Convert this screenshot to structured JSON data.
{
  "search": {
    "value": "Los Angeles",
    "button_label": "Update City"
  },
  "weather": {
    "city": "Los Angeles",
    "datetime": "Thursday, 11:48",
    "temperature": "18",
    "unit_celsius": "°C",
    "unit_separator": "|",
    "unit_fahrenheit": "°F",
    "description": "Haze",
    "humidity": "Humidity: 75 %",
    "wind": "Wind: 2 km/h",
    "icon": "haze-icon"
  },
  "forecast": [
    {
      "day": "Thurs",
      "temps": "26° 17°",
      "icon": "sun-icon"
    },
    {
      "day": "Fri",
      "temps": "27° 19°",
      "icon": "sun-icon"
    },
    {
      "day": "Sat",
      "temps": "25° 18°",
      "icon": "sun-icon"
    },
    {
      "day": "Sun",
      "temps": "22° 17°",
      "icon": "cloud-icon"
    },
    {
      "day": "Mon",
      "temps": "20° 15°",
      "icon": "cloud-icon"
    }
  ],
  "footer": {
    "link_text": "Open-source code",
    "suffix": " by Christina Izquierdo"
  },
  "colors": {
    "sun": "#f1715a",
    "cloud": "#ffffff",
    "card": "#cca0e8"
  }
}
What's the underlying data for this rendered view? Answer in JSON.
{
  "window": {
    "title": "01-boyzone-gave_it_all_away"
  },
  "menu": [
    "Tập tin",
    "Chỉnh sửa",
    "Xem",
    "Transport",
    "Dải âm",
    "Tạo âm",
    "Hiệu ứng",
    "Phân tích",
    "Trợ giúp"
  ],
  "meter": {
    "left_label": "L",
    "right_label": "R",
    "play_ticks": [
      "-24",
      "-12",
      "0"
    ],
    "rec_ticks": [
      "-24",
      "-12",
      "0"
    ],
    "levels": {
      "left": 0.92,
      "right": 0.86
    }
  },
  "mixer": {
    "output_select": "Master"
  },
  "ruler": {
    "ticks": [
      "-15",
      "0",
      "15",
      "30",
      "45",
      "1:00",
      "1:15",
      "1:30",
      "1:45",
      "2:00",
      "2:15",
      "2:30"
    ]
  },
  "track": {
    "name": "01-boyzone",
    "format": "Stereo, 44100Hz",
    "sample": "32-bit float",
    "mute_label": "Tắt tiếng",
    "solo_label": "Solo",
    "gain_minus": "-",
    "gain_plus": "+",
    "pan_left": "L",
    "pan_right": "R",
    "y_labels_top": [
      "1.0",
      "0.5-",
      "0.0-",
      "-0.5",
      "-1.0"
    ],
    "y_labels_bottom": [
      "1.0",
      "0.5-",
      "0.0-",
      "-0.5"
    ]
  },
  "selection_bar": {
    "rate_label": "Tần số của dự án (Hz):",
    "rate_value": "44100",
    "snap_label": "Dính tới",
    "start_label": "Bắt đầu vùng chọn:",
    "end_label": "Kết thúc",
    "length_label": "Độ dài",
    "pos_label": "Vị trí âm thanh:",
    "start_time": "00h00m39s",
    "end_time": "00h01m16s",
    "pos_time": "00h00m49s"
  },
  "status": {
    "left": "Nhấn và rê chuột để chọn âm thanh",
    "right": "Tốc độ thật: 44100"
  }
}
--------------------------------------------------
WRITTEN EXERCISE:
Copy every line in the entries above that has the string "boyzone" in it.

FULL SOLUTION:
    "title": "01-boyzone-gave_it_all_away"
    "name": "01-boyzone",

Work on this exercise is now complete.